Start of Material provided
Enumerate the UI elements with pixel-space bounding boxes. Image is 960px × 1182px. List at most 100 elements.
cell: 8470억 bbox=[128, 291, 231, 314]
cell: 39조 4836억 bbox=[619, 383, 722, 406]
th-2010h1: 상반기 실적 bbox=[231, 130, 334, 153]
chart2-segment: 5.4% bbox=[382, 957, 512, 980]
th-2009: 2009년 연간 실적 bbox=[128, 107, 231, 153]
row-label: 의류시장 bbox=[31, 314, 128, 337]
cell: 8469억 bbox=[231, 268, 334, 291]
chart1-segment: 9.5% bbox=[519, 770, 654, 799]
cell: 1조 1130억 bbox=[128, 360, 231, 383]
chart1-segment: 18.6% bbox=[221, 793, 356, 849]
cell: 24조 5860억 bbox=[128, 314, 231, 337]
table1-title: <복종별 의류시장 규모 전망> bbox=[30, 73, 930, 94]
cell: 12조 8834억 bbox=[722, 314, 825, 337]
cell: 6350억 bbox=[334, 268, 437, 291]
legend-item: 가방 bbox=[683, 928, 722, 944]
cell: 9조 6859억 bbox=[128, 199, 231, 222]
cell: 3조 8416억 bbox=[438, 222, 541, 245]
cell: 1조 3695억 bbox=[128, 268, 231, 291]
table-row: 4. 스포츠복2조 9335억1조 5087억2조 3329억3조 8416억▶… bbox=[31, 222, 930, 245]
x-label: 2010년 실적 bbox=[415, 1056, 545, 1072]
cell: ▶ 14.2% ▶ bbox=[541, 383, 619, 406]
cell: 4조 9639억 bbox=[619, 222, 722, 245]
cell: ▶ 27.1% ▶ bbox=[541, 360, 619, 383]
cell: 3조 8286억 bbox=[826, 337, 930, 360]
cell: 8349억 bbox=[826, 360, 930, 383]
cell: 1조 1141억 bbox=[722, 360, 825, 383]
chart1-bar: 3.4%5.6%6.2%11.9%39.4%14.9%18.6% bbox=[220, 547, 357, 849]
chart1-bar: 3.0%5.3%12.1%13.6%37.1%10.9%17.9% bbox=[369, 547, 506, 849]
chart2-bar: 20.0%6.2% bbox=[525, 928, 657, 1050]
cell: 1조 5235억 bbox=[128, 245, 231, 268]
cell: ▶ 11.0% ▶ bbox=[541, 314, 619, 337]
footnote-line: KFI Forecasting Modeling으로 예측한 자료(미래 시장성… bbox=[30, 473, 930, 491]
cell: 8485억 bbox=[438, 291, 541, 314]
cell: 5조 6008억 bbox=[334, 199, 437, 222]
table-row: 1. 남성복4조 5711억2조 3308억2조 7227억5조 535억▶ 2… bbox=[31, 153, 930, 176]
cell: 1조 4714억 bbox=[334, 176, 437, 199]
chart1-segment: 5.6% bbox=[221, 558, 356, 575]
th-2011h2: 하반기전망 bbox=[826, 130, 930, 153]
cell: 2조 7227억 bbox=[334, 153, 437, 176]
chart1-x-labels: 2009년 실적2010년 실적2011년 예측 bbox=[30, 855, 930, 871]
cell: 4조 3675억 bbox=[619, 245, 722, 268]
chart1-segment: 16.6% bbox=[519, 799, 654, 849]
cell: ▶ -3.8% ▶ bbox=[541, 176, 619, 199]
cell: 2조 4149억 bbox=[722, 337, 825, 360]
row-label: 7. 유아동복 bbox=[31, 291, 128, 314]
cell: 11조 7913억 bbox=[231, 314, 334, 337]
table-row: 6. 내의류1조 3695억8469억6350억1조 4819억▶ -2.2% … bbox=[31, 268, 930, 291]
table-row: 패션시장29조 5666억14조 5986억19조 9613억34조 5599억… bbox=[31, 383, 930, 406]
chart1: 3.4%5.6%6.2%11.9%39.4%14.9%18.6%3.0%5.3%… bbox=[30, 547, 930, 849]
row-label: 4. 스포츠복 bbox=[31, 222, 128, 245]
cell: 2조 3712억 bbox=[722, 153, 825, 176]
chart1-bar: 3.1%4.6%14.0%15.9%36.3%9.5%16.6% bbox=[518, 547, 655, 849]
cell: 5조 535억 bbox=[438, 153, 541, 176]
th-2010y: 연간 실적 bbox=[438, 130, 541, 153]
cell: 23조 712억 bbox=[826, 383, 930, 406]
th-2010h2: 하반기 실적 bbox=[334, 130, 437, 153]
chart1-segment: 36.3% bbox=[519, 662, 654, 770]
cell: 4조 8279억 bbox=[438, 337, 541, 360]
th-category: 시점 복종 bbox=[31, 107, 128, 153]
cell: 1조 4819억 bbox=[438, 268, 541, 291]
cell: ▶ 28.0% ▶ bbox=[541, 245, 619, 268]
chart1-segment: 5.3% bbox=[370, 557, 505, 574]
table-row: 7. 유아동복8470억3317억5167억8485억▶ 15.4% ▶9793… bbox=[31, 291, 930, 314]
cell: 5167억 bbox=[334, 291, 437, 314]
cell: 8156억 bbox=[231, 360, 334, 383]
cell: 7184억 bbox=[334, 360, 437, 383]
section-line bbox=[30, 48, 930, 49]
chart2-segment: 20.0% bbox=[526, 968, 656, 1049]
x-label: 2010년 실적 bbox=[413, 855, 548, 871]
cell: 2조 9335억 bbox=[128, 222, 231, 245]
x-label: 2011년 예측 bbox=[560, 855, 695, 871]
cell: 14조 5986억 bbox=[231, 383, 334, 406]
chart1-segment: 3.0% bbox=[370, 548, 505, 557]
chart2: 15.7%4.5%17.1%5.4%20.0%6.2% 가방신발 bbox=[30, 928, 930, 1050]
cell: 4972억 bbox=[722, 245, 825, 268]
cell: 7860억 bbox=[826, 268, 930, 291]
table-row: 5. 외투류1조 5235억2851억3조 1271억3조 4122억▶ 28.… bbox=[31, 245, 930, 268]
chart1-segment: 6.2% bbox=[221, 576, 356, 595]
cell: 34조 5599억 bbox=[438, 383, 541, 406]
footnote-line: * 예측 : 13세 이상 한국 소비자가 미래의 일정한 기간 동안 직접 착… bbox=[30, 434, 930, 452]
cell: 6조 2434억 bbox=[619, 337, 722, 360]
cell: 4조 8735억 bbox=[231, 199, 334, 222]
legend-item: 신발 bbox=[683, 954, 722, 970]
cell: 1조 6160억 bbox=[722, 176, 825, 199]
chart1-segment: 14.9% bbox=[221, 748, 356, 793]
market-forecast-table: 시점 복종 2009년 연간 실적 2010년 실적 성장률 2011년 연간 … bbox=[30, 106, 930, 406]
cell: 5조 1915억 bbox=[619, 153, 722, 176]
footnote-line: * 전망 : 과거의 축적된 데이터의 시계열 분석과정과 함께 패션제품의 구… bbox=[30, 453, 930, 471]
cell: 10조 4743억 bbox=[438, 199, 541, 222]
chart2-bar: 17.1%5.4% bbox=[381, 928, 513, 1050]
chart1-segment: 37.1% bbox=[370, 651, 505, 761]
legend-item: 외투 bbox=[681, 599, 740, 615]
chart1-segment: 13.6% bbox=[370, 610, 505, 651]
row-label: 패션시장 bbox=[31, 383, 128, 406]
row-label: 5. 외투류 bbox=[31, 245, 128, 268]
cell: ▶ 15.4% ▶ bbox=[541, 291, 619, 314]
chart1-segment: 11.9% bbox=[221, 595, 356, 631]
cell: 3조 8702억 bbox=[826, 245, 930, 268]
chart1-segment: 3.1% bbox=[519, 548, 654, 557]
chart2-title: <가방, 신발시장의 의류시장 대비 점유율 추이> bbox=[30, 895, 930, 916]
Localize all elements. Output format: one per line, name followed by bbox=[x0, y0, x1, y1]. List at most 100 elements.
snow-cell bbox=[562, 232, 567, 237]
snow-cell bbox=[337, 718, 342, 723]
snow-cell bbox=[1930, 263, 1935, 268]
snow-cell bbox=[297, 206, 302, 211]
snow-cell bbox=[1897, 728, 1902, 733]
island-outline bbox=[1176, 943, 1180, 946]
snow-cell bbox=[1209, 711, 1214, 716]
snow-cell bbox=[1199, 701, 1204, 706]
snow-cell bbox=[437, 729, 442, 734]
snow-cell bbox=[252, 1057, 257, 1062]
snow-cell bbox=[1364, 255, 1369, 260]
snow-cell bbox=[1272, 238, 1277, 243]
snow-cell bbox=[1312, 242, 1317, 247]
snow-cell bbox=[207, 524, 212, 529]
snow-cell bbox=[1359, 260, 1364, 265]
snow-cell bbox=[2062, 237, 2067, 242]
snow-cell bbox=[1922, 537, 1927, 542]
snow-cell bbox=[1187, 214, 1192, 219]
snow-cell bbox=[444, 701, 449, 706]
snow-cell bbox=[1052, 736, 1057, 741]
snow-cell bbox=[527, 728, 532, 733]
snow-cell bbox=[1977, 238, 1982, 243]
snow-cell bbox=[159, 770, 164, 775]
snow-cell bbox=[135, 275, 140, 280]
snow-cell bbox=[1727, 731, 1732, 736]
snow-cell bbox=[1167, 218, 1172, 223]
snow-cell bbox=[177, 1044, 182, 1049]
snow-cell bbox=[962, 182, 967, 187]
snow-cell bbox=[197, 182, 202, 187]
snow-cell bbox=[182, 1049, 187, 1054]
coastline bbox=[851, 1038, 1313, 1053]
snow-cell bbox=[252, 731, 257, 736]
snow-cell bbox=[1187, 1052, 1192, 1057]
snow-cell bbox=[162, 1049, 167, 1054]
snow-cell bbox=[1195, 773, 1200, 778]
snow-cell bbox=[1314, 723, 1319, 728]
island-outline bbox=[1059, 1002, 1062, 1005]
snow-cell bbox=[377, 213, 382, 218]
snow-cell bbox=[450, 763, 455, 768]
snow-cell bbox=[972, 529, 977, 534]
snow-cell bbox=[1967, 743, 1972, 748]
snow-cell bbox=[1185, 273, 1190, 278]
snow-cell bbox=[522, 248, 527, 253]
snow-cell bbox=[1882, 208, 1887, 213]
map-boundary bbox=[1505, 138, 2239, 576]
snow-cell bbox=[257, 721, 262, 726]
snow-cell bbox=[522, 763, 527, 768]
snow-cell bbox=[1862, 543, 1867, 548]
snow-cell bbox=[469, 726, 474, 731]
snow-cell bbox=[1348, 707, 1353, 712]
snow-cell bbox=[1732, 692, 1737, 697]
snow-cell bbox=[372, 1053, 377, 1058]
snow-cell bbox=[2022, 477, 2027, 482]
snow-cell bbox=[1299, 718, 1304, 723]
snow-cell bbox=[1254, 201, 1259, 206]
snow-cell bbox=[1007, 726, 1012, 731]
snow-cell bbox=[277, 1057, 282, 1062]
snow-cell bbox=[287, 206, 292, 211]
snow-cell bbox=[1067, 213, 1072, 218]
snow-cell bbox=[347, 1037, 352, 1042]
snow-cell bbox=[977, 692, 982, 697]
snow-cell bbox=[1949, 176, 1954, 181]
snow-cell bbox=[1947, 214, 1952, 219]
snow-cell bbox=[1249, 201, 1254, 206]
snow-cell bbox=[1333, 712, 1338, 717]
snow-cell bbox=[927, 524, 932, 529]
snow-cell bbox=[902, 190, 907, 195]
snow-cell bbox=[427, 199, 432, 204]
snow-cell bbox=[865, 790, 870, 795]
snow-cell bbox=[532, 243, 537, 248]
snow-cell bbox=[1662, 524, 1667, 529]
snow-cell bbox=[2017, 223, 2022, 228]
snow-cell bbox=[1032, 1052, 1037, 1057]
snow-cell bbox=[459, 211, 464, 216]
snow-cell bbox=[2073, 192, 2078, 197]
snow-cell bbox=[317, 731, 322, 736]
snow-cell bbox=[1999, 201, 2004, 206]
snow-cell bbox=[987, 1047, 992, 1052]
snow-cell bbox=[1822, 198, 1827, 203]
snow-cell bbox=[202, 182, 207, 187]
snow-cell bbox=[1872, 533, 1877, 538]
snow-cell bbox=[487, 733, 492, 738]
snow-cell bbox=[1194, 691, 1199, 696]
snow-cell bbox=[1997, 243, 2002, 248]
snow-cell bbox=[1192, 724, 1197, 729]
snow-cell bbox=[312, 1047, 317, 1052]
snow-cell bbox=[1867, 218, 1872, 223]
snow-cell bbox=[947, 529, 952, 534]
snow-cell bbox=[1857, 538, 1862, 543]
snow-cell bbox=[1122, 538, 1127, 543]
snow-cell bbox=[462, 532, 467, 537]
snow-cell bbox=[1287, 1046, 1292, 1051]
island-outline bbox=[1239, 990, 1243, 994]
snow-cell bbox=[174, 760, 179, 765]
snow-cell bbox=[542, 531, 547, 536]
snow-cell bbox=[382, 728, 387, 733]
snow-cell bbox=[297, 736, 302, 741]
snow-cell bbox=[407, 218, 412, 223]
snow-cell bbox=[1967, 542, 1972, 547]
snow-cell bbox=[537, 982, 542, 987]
End of Material provided
- **Objective**
Retype the lines of the records above from the first line through the line containing "547, 357, 849]", inclusive.

- **Answer**
Enumerate the UI elements with pixel-space bounding boxes. Image is 960px × 1182px. List at most 100 elements.
cell: 8470억 bbox=[128, 291, 231, 314]
cell: 39조 4836억 bbox=[619, 383, 722, 406]
th-2010h1: 상반기 실적 bbox=[231, 130, 334, 153]
chart2-segment: 5.4% bbox=[382, 957, 512, 980]
th-2009: 2009년 연간 실적 bbox=[128, 107, 231, 153]
row-label: 의류시장 bbox=[31, 314, 128, 337]
cell: 8469억 bbox=[231, 268, 334, 291]
chart1-segment: 9.5% bbox=[519, 770, 654, 799]
cell: 1조 1130억 bbox=[128, 360, 231, 383]
chart1-segment: 18.6% bbox=[221, 793, 356, 849]
cell: 24조 5860억 bbox=[128, 314, 231, 337]
table1-title: <복종별 의류시장 규모 전망> bbox=[30, 73, 930, 94]
cell: 12조 8834억 bbox=[722, 314, 825, 337]
cell: 6350억 bbox=[334, 268, 437, 291]
legend-item: 가방 bbox=[683, 928, 722, 944]
cell: 9조 6859억 bbox=[128, 199, 231, 222]
cell: 3조 8416억 bbox=[438, 222, 541, 245]
cell: 1조 3695억 bbox=[128, 268, 231, 291]
table-row: 4. 스포츠복2조 9335억1조 5087억2조 3329억3조 8416억▶… bbox=[31, 222, 930, 245]
x-label: 2010년 실적 bbox=[415, 1056, 545, 1072]
cell: ▶ 14.2% ▶ bbox=[541, 383, 619, 406]
cell: 4조 9639억 bbox=[619, 222, 722, 245]
cell: ▶ 27.1% ▶ bbox=[541, 360, 619, 383]
cell: 3조 8286억 bbox=[826, 337, 930, 360]
cell: 8349억 bbox=[826, 360, 930, 383]
cell: 1조 1141억 bbox=[722, 360, 825, 383]
chart1-bar: 3.4%5.6%6.2%11.9%39.4%14.9%18.6% bbox=[220, 547, 357, 849]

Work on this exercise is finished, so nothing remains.